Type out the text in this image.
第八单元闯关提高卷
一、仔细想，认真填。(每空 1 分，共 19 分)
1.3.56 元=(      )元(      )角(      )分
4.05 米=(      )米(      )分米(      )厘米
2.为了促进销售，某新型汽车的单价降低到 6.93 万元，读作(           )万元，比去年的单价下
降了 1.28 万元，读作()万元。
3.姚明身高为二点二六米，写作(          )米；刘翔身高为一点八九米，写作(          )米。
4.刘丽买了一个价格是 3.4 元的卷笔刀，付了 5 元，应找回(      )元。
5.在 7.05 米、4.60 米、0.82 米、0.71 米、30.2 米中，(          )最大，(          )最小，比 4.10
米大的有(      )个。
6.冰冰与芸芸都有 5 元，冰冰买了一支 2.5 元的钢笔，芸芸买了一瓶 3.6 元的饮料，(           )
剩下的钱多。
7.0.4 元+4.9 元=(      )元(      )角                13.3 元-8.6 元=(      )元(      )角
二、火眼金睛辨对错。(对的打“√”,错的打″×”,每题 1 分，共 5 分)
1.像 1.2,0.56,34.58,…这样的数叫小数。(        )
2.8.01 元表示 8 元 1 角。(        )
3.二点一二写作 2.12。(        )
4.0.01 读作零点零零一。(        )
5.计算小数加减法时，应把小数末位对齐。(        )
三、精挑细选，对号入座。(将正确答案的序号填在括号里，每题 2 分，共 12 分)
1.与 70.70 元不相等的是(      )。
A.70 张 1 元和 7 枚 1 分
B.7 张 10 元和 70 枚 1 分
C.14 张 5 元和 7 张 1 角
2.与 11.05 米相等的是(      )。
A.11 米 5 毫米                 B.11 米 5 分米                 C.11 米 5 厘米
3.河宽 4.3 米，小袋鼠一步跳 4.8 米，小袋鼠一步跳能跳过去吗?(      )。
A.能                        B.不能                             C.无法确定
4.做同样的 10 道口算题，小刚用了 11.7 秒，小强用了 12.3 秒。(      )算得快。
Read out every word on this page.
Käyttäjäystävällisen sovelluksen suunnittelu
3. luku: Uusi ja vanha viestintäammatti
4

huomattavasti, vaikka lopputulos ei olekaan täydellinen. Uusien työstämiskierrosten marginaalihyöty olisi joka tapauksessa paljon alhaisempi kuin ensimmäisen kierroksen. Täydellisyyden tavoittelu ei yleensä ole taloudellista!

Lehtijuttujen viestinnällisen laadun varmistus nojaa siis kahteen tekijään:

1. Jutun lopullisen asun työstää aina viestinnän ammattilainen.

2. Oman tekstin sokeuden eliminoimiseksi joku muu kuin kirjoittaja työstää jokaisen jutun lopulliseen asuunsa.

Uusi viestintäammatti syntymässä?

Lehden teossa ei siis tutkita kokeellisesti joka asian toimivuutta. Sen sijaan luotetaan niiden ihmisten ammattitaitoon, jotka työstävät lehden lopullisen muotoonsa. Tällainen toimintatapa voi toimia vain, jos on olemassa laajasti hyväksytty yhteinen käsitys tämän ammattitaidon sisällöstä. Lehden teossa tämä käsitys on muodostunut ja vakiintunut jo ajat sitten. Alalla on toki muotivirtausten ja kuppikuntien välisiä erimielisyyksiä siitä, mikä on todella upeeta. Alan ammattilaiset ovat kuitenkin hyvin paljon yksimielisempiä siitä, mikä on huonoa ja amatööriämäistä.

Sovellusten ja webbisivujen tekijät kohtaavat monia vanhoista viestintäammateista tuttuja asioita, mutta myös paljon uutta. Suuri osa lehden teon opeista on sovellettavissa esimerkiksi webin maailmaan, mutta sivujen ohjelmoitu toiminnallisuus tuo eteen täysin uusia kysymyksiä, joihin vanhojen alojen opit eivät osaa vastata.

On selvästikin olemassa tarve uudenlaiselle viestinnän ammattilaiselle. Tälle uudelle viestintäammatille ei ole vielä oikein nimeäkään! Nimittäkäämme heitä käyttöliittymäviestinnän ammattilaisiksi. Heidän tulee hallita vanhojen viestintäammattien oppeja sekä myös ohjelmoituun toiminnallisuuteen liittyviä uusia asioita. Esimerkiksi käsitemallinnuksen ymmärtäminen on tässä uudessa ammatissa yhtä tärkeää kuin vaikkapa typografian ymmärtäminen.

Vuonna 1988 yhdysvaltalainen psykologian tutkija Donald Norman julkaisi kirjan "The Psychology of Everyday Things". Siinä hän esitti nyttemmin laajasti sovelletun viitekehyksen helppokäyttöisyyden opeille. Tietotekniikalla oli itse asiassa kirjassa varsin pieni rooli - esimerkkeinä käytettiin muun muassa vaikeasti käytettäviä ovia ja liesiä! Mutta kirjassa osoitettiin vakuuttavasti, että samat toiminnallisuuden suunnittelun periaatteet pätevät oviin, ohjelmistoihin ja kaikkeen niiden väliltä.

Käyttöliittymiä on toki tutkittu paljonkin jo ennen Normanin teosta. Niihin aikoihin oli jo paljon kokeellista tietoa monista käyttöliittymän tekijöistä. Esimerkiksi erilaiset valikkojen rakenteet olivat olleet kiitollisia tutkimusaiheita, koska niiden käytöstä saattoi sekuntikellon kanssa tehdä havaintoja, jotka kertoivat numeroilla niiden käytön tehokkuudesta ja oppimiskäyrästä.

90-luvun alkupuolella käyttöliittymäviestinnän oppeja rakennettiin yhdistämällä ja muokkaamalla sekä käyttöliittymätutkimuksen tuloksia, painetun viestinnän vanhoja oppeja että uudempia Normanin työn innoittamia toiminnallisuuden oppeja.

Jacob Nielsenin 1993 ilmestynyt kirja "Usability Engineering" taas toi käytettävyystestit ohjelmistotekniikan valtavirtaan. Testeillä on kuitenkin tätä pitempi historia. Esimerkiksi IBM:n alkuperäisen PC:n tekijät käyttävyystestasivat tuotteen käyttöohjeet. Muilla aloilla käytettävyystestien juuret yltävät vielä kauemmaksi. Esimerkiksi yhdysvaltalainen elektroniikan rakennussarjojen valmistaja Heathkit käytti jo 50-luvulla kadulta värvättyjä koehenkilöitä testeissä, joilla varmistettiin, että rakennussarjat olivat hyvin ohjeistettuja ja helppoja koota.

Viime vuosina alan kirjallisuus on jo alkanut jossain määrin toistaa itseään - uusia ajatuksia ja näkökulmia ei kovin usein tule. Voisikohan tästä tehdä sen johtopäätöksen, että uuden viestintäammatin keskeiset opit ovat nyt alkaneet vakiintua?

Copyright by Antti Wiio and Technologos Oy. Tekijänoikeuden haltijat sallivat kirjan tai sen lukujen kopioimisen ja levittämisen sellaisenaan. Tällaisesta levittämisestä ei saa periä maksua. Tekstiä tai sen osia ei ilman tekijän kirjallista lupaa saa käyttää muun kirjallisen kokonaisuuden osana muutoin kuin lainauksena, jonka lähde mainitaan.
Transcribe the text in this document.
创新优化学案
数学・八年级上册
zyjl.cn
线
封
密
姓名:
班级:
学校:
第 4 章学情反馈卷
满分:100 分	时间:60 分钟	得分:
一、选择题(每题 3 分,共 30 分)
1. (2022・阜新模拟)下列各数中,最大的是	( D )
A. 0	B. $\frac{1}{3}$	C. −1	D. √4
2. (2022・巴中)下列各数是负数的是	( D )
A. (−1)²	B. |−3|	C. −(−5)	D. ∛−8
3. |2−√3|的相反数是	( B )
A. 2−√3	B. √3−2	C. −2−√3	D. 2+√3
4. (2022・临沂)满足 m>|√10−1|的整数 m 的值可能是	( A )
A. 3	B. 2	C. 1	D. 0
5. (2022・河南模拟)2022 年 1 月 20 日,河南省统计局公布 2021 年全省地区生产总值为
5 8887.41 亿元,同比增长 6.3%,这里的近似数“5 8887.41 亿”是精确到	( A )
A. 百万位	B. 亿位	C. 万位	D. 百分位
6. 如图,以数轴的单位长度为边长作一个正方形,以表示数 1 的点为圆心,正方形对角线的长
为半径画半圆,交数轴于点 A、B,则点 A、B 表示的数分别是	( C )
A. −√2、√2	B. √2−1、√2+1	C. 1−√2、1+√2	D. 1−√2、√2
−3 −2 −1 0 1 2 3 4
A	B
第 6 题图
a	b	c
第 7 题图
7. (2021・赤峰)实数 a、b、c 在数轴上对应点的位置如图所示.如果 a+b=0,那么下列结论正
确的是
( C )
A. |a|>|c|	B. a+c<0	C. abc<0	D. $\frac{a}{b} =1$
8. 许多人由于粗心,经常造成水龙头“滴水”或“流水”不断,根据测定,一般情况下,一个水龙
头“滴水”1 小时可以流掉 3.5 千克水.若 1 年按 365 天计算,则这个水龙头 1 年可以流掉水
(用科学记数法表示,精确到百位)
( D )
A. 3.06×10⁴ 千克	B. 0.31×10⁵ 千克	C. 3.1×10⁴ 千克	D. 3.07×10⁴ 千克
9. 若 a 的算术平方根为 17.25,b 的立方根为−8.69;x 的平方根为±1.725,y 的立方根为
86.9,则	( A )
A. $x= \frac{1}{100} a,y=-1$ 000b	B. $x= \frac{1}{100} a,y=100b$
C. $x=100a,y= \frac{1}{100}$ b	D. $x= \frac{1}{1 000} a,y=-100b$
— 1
******
§ REQUIREMENT: Scan the material and collect every line that contains "ovat".

§ REPLY:
Lehden teossa ei siis tutkita kokeellisesti joka asian toimivuutta. Sen sijaan luotetaan niiden ihmisten ammattitaitoon, jotka työstävät lehden lopullisen muotoonsa. Tällainen toimintatapa voi toimia vain, jos on olemassa laajasti hyväksytty yhteinen käsitys tämän ammattitaidon sisällöstä. Lehden teossa tämä käsitys on muodostunut ja vakiintunut jo ajat sitten. Alalla on toki muotivirtausten ja kuppikuntien välisiä erimielisyyksiä siitä, mikä on todella upeeta. Alan ammattilaiset ovat kuitenkin hyvin paljon yksimielisempiä siitä, mikä on huonoa ja amatööriämäistä.
Viime vuosina alan kirjallisuus on jo alkanut jossain määrin toistaa itseään - uusia ajatuksia ja näkökulmia ei kovin usein tule. Voisikohan tästä tehdä sen johtopäätöksen, että uuden viestintäammatin keskeiset opit ovat nyt alkaneet vakiintua?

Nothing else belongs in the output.